(Extracted data entries)

========

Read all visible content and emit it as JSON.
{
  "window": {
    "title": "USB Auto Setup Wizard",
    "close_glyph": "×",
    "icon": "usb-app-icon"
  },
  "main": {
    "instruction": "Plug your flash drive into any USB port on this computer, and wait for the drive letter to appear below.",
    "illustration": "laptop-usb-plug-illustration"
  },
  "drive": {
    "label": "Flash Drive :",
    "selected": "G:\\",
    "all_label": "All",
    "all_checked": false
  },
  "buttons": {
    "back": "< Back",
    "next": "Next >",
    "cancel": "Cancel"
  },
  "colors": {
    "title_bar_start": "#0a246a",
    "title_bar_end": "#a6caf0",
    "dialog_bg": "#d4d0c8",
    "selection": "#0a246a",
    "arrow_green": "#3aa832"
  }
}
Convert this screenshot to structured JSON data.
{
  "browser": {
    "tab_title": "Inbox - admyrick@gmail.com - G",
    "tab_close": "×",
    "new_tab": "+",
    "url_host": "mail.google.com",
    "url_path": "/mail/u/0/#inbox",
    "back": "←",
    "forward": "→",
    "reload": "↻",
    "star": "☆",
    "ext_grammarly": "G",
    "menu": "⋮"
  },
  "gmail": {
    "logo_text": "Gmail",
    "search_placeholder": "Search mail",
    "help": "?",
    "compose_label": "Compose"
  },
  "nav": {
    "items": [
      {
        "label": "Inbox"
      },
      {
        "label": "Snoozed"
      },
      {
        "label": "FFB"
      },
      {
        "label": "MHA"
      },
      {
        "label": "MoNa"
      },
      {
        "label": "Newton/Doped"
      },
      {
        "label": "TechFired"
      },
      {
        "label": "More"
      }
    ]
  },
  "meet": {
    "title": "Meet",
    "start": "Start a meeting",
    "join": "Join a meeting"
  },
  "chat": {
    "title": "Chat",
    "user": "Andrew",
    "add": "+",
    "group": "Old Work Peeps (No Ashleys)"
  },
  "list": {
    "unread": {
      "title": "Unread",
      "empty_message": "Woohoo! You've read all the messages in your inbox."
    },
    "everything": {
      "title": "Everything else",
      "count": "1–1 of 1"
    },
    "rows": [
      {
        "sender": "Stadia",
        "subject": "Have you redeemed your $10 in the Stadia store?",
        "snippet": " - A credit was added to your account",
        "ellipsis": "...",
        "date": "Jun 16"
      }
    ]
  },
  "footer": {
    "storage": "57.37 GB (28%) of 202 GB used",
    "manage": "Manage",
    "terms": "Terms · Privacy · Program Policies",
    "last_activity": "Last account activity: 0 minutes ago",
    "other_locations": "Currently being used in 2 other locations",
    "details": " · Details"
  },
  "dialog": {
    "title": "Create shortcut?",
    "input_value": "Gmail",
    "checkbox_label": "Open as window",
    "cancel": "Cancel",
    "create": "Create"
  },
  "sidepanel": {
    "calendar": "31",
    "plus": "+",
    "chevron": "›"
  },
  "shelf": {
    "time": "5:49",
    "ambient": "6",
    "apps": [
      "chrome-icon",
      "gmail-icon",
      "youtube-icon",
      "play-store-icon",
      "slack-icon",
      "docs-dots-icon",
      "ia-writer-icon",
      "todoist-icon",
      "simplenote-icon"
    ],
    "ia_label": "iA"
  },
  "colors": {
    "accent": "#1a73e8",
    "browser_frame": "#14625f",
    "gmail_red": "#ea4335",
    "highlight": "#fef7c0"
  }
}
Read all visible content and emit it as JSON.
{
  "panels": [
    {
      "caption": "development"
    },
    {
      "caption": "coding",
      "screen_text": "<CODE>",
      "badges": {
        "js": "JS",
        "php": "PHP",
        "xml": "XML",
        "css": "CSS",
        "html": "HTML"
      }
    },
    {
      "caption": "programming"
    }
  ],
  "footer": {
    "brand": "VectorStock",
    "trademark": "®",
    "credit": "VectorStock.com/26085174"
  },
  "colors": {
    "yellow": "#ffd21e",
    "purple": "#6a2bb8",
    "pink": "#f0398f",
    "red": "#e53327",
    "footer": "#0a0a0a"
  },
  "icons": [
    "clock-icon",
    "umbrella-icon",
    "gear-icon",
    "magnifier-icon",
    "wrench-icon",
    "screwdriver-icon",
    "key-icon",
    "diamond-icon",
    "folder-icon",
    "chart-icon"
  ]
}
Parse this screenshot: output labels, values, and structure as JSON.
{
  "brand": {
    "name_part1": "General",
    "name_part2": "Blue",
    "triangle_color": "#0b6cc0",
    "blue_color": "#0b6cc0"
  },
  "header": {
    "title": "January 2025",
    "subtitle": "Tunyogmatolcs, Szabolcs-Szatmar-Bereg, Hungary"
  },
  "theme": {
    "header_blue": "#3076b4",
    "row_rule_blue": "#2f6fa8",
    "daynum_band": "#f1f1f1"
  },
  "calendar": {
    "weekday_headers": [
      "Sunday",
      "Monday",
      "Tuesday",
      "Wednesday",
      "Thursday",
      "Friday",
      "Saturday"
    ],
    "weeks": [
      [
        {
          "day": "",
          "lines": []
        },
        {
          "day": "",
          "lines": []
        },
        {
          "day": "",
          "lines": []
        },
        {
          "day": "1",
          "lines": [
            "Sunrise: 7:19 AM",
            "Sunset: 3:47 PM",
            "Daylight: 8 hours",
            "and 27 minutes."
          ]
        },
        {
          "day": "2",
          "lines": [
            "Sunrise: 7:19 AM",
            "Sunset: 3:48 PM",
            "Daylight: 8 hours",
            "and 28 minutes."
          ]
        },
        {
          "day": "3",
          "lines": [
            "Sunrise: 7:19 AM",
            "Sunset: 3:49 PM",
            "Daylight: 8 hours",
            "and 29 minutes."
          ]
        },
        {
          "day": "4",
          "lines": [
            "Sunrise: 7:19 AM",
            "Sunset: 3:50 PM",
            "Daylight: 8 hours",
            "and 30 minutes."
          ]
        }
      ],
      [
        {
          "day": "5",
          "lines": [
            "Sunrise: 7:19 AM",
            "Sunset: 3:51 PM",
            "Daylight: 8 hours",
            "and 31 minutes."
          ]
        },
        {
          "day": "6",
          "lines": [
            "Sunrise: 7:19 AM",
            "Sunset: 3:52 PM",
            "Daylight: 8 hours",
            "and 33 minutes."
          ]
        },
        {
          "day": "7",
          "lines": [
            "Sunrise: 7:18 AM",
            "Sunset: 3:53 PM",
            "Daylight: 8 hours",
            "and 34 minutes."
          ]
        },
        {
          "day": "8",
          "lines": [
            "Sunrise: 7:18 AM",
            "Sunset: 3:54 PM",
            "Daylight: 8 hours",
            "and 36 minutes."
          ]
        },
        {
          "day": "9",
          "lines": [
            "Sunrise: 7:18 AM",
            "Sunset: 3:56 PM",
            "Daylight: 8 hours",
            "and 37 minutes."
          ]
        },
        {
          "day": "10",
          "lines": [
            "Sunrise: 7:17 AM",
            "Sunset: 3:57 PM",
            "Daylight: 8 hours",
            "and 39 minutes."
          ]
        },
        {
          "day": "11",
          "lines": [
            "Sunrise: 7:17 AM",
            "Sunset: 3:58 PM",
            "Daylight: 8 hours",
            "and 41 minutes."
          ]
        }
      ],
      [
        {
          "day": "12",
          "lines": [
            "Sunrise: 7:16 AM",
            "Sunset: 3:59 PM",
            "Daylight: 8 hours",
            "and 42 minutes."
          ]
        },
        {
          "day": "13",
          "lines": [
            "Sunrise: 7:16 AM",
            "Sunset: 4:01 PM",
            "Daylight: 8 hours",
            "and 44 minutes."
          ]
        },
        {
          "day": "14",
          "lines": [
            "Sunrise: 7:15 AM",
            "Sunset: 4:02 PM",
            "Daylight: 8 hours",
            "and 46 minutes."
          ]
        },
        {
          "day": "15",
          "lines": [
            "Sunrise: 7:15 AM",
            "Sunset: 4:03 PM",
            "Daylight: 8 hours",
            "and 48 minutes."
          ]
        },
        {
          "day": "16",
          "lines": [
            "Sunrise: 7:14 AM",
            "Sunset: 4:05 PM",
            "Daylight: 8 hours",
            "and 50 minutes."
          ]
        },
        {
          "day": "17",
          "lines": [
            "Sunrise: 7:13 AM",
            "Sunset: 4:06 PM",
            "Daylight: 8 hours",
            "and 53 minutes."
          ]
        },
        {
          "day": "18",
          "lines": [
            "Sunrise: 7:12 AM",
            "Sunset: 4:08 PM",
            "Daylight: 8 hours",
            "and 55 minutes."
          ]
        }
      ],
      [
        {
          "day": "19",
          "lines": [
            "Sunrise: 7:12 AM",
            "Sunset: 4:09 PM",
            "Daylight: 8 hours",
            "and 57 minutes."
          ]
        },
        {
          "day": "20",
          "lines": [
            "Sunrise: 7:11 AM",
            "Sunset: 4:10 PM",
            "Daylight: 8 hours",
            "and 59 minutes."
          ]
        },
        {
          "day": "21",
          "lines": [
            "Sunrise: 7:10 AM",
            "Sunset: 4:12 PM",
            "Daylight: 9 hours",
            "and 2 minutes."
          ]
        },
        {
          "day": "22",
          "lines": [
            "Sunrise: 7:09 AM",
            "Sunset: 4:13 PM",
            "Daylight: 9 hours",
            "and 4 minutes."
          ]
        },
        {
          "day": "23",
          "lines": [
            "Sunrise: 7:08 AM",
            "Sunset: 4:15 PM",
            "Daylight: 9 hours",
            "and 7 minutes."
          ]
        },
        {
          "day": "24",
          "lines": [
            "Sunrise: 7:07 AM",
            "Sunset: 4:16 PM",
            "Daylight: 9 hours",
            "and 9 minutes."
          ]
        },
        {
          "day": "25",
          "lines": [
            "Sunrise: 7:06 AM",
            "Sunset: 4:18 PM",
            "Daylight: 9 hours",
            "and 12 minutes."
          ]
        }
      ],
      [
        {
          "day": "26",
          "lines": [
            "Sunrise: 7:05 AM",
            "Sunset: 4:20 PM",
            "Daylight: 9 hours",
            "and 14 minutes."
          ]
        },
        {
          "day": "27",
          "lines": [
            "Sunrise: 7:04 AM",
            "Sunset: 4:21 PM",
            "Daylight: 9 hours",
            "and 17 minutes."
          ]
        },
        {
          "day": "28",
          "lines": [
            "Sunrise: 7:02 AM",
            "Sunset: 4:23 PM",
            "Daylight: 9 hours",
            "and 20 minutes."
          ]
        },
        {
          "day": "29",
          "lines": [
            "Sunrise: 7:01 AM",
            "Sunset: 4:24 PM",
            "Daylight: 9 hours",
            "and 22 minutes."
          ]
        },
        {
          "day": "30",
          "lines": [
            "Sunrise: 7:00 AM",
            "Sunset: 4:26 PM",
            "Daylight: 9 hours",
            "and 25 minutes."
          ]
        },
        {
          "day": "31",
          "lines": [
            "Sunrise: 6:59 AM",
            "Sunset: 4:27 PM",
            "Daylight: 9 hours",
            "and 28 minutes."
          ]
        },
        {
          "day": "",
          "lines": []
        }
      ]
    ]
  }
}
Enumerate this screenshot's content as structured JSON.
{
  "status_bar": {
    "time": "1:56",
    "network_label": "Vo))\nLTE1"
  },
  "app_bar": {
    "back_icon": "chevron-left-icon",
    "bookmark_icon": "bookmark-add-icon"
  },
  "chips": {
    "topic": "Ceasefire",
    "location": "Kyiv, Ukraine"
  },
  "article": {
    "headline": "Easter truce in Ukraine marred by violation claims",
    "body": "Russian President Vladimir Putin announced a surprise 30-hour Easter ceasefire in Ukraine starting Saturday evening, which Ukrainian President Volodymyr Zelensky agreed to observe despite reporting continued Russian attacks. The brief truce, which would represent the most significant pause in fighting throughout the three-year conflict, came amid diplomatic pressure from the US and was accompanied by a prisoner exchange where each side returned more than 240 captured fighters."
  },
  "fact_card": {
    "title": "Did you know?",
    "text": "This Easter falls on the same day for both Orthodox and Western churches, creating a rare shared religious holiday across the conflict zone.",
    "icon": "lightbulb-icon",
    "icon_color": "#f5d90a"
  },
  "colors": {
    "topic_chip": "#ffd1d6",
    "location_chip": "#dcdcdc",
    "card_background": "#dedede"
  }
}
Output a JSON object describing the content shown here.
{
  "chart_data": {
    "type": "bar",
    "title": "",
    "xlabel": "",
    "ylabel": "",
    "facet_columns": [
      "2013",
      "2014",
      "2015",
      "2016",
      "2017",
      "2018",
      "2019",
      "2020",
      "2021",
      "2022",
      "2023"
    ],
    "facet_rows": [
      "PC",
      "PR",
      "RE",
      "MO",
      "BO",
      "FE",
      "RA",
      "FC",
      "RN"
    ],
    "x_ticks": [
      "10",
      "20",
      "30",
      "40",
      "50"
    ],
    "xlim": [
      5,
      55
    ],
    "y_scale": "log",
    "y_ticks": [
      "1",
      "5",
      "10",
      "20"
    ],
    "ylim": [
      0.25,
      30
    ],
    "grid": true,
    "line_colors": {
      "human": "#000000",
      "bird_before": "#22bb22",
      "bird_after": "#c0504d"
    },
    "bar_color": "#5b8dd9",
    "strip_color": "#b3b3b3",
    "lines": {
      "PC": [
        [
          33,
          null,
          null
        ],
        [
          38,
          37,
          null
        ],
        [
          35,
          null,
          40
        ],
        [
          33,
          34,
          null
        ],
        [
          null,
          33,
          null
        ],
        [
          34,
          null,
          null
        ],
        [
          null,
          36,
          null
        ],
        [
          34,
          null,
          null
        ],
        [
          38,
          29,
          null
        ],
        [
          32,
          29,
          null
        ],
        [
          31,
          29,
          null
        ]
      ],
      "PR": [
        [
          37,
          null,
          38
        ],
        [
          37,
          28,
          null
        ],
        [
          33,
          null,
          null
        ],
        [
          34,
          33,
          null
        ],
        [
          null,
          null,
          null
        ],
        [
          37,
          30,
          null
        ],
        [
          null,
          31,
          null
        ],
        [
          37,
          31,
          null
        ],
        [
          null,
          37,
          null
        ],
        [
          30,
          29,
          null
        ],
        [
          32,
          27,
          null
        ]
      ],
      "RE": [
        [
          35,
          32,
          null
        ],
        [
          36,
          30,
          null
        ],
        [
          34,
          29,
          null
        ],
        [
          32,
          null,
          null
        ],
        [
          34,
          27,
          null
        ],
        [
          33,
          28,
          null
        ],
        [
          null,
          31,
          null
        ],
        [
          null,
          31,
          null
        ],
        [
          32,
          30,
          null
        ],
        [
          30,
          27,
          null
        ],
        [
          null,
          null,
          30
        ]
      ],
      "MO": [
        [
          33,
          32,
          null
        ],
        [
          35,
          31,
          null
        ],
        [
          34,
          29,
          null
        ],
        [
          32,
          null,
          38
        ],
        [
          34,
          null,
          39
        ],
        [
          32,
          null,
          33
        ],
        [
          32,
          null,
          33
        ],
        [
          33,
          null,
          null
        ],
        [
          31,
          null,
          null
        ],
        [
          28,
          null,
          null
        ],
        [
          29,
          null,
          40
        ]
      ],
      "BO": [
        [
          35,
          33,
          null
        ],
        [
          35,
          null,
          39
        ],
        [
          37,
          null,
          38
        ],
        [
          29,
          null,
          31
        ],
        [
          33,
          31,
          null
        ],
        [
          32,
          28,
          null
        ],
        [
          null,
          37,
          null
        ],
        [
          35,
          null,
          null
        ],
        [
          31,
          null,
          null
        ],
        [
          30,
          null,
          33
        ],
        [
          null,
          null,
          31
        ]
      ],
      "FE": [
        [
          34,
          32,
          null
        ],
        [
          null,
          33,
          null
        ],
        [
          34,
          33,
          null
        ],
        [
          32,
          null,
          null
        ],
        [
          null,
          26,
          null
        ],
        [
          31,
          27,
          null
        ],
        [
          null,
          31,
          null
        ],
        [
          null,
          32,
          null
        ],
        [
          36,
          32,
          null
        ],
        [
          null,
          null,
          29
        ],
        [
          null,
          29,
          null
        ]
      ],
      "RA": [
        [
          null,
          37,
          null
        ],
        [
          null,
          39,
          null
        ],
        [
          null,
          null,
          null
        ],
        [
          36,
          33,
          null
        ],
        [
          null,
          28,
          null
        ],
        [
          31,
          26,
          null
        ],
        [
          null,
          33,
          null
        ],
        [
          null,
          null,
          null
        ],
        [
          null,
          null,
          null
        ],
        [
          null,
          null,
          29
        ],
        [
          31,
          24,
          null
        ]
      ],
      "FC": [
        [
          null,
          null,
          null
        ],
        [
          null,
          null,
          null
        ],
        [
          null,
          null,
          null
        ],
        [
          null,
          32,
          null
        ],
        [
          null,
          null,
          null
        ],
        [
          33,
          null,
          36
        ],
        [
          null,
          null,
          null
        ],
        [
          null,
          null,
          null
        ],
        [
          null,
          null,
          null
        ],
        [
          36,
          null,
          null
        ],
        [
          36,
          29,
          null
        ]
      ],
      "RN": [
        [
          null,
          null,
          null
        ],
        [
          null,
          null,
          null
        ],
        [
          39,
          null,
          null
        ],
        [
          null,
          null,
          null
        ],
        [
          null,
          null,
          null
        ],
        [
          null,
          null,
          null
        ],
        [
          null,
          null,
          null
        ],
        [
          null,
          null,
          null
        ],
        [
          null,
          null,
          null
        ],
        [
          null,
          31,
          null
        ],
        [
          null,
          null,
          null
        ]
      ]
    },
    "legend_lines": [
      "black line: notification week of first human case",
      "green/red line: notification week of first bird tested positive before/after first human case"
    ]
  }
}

========

▶ _Stated goal_: Find all lines with "caption" in them and copy each one.

▶ _Finished exercise_:
      "caption": "development"
      "caption": "coding",
      "caption": "programming"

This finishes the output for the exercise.